** WHAT YOU WILL DO **
Repeat, exactly and completely, the entries shown underneath.
━━━━━ EXTRACTED ENTRIES
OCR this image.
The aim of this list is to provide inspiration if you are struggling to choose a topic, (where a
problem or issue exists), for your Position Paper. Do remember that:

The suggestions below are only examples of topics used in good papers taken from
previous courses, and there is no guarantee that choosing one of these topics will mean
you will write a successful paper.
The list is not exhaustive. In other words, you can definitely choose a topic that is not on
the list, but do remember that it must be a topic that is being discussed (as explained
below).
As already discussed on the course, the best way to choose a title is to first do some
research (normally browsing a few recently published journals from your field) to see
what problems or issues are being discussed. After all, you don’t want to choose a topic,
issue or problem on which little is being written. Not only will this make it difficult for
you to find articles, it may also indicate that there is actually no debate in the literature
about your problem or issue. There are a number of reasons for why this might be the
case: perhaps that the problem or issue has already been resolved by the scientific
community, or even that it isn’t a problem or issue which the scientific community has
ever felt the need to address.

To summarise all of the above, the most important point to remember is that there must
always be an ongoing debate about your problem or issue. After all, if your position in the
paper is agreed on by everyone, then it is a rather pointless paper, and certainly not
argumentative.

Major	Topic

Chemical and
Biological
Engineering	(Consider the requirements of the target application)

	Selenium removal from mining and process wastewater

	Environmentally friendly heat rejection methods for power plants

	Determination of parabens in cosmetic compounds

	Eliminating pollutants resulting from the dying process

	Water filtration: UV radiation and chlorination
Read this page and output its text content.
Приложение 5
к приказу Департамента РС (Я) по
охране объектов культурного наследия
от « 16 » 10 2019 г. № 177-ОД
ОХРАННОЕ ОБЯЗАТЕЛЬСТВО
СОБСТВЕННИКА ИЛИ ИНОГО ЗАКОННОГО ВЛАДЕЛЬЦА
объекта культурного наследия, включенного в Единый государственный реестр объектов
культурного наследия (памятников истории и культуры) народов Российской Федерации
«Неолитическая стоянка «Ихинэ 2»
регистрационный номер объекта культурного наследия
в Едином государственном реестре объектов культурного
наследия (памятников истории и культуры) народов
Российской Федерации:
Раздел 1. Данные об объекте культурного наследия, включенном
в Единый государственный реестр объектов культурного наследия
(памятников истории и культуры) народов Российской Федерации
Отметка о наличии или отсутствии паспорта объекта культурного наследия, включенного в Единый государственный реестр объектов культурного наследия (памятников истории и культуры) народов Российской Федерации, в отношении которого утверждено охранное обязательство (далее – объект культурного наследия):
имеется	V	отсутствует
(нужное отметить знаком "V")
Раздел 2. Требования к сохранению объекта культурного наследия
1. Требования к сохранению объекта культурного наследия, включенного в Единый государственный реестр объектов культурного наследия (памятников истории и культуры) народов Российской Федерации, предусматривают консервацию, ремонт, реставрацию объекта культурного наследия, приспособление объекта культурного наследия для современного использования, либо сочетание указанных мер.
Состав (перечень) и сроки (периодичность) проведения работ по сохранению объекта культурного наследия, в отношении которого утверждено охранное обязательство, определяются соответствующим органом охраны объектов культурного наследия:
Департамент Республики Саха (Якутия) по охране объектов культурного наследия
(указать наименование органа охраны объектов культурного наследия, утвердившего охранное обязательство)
━━━━━━━━━━
** CORRECT RESULT **
OCR this image.
The aim of this list is to provide inspiration if you are struggling to choose a topic, (where a
problem or issue exists), for your Position Paper. Do remember that:

The suggestions below are only examples of topics used in good papers taken from
previous courses, and there is no guarantee that choosing one of these topics will mean
you will write a successful paper.
The list is not exhaustive. In other words, you can definitely choose a topic that is not on
the list, but do remember that it must be a topic that is being discussed (as explained
below).
As already discussed on the course, the best way to choose a title is to first do some
research (normally browsing a few recently published journals from your field) to see
what problems or issues are being discussed. After all, you don’t want to choose a topic,
issue or problem on which little is being written. Not only will this make it difficult for
you to find articles, it may also indicate that there is actually no debate in the literature
about your problem or issue. There are a number of reasons for why this might be the
case: perhaps that the problem or issue has already been resolved by the scientific
community, or even that it isn’t a problem or issue which the scientific community has
ever felt the need to address.

To summarise all of the above, the most important point to remember is that there must
always be an ongoing debate about your problem or issue. After all, if your position in the
paper is agreed on by everyone, then it is a rather pointless paper, and certainly not
argumentative.

Major	Topic

Chemical and
Biological
Engineering	(Consider the requirements of the target application)

	Selenium removal from mining and process wastewater

	Environmentally friendly heat rejection methods for power plants

	Determination of parabens in cosmetic compounds

	Eliminating pollutants resulting from the dying process

	Water filtration: UV radiation and chlorination
Read this page and output its text content.
Приложение 5
к приказу Департамента РС (Я) по
охране объектов культурного наследия
от « 16 » 10 2019 г. № 177-ОД
ОХРАННОЕ ОБЯЗАТЕЛЬСТВО
СОБСТВЕННИКА ИЛИ ИНОГО ЗАКОННОГО ВЛАДЕЛЬЦА
объекта культурного наследия, включенного в Единый государственный реестр объектов
культурного наследия (памятников истории и культуры) народов Российской Федерации
«Неолитическая стоянка «Ихинэ 2»
регистрационный номер объекта культурного наследия
в Едином государственном реестре объектов культурного
наследия (памятников истории и культуры) народов
Российской Федерации:
Раздел 1. Данные об объекте культурного наследия, включенном
в Единый государственный реестр объектов культурного наследия
(памятников истории и культуры) народов Российской Федерации
Отметка о наличии или отсутствии паспорта объекта культурного наследия, включенного в Единый государственный реестр объектов культурного наследия (памятников истории и культуры) народов Российской Федерации, в отношении которого утверждено охранное обязательство (далее – объект культурного наследия):
имеется	V	отсутствует
(нужное отметить знаком "V")
Раздел 2. Требования к сохранению объекта культурного наследия
1. Требования к сохранению объекта культурного наследия, включенного в Единый государственный реестр объектов культурного наследия (памятников истории и культуры) народов Российской Федерации, предусматривают консервацию, ремонт, реставрацию объекта культурного наследия, приспособление объекта культурного наследия для современного использования, либо сочетание указанных мер.
Состав (перечень) и сроки (периодичность) проведения работ по сохранению объекта культурного наследия, в отношении которого утверждено охранное обязательство, определяются соответствующим органом охраны объектов культурного наследия:
Департамент Республики Саха (Якутия) по охране объектов культурного наследия
(указать наименование органа охраны объектов культурного наследия, утвердившего охранное обязательство)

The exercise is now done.